╔══

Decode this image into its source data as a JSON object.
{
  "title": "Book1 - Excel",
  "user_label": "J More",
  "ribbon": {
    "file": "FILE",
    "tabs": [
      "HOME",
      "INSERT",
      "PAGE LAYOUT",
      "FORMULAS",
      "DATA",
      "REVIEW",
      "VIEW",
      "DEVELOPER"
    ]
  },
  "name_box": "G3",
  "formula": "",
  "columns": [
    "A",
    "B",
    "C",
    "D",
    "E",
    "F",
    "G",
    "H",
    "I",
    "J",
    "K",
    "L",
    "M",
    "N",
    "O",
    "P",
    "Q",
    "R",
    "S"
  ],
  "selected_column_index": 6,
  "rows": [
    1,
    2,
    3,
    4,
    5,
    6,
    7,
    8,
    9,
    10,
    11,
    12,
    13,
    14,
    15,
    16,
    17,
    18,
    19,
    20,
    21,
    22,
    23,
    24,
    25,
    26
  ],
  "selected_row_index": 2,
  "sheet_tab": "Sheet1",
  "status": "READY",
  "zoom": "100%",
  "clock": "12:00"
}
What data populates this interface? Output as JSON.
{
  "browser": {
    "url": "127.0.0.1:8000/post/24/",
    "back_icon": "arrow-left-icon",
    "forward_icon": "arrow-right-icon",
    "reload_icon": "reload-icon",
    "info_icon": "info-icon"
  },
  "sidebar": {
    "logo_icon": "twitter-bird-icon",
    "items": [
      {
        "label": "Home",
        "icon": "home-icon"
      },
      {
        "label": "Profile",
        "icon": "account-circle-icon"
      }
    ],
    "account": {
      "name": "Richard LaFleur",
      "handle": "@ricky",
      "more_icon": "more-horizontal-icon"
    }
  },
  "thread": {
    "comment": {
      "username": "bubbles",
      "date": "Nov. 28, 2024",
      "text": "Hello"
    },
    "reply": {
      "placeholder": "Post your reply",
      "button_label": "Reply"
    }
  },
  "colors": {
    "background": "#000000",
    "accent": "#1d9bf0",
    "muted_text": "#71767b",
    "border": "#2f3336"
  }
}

╚══

→ PROMPT: Return the material exactly as it stands.

→ FINISHED TASK:
Decode this image into its source data as a JSON object.
{
  "title": "Book1 - Excel",
  "user_label": "J More",
  "ribbon": {
    "file": "FILE",
    "tabs": [
      "HOME",
      "INSERT",
      "PAGE LAYOUT",
      "FORMULAS",
      "DATA",
      "REVIEW",
      "VIEW",
      "DEVELOPER"
    ]
  },
  "name_box": "G3",
  "formula": "",
  "columns": [
    "A",
    "B",
    "C",
    "D",
    "E",
    "F",
    "G",
    "H",
    "I",
    "J",
    "K",
    "L",
    "M",
    "N",
    "O",
    "P",
    "Q",
    "R",
    "S"
  ],
  "selected_column_index": 6,
  "rows": [
    1,
    2,
    3,
    4,
    5,
    6,
    7,
    8,
    9,
    10,
    11,
    12,
    13,
    14,
    15,
    16,
    17,
    18,
    19,
    20,
    21,
    22,
    23,
    24,
    25,
    26
  ],
  "selected_row_index": 2,
  "sheet_tab": "Sheet1",
  "status": "READY",
  "zoom": "100%",
  "clock": "12:00"
}
What data populates this interface? Output as JSON.
{
  "browser": {
    "url": "127.0.0.1:8000/post/24/",
    "back_icon": "arrow-left-icon",
    "forward_icon": "arrow-right-icon",
    "reload_icon": "reload-icon",
    "info_icon": "info-icon"
  },
  "sidebar": {
    "logo_icon": "twitter-bird-icon",
    "items": [
      {
        "label": "Home",
        "icon": "home-icon"
      },
      {
        "label": "Profile",
        "icon": "account-circle-icon"
      }
    ],
    "account": {
      "name": "Richard LaFleur",
      "handle": "@ricky",
      "more_icon": "more-horizontal-icon"
    }
  },
  "thread": {
    "comment": {
      "username": "bubbles",
      "date": "Nov. 28, 2024",
      "text": "Hello"
    },
    "reply": {
      "placeholder": "Post your reply",
      "button_label": "Reply"
    }
  },
  "colors": {
    "background": "#000000",
    "accent": "#1d9bf0",
    "muted_text": "#71767b",
    "border": "#2f3336"
  }
}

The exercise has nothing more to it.